═════ Data shown
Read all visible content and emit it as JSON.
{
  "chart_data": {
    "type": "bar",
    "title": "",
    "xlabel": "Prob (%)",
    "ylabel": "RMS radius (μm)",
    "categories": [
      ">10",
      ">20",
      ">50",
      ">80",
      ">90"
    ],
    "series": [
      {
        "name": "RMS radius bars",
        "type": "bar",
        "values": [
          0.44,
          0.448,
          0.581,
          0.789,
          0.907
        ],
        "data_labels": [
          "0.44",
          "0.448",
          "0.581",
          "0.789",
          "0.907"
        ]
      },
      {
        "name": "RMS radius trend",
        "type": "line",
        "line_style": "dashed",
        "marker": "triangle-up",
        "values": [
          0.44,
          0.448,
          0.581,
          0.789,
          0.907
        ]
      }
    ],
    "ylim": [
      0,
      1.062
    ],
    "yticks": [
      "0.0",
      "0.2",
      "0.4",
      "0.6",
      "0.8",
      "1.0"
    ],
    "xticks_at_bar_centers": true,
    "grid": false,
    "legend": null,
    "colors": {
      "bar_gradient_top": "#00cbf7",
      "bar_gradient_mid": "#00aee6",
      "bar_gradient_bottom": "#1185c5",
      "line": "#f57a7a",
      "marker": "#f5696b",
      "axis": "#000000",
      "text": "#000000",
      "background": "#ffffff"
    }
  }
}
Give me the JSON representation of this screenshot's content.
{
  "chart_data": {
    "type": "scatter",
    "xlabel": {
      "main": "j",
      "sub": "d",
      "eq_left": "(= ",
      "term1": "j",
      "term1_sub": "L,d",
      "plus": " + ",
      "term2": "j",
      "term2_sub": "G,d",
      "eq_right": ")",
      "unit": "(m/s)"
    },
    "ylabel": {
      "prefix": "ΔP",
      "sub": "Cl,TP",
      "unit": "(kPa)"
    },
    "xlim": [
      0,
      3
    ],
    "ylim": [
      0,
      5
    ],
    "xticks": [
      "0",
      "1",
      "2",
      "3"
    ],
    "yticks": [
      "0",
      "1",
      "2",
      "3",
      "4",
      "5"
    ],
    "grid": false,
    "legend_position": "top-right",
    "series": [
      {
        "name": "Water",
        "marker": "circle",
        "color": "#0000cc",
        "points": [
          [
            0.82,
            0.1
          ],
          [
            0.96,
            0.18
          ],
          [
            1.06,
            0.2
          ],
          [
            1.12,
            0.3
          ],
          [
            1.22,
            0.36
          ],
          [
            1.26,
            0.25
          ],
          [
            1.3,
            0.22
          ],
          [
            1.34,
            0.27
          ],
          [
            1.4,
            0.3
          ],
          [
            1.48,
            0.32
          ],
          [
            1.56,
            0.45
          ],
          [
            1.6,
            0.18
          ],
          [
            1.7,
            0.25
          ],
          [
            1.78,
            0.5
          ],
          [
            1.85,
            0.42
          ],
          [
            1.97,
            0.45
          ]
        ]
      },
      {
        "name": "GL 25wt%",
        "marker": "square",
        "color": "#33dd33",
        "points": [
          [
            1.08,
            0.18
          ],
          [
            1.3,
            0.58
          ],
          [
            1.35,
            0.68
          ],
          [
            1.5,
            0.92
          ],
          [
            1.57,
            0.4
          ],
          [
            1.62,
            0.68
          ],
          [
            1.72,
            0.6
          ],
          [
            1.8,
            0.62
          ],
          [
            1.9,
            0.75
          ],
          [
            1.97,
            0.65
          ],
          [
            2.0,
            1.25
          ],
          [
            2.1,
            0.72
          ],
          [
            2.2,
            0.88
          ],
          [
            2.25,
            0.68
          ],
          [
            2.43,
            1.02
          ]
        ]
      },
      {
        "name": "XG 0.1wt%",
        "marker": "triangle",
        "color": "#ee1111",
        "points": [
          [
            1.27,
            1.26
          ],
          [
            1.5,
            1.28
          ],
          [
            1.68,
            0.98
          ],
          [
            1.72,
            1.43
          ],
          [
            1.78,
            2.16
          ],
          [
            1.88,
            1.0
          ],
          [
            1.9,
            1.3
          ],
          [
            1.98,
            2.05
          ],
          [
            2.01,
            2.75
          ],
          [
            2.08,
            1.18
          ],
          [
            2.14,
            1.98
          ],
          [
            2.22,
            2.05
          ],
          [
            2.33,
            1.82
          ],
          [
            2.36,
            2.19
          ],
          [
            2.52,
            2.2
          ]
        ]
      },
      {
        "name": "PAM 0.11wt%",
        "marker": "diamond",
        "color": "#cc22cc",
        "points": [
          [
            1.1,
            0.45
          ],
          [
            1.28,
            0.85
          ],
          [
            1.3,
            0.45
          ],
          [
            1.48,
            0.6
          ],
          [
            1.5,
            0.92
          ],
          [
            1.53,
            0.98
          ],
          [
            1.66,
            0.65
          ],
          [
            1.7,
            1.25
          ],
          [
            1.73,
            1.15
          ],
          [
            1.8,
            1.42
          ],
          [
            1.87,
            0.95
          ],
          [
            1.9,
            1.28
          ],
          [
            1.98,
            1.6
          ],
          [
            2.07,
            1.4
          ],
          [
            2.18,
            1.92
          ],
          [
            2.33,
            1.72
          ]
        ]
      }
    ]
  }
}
══════════
**Requirements**. Pick each line holding the word "type" out of the listing.

**Solution**.
    "type": "bar",
        "type": "bar",
        "type": "line",
    "type": "scatter",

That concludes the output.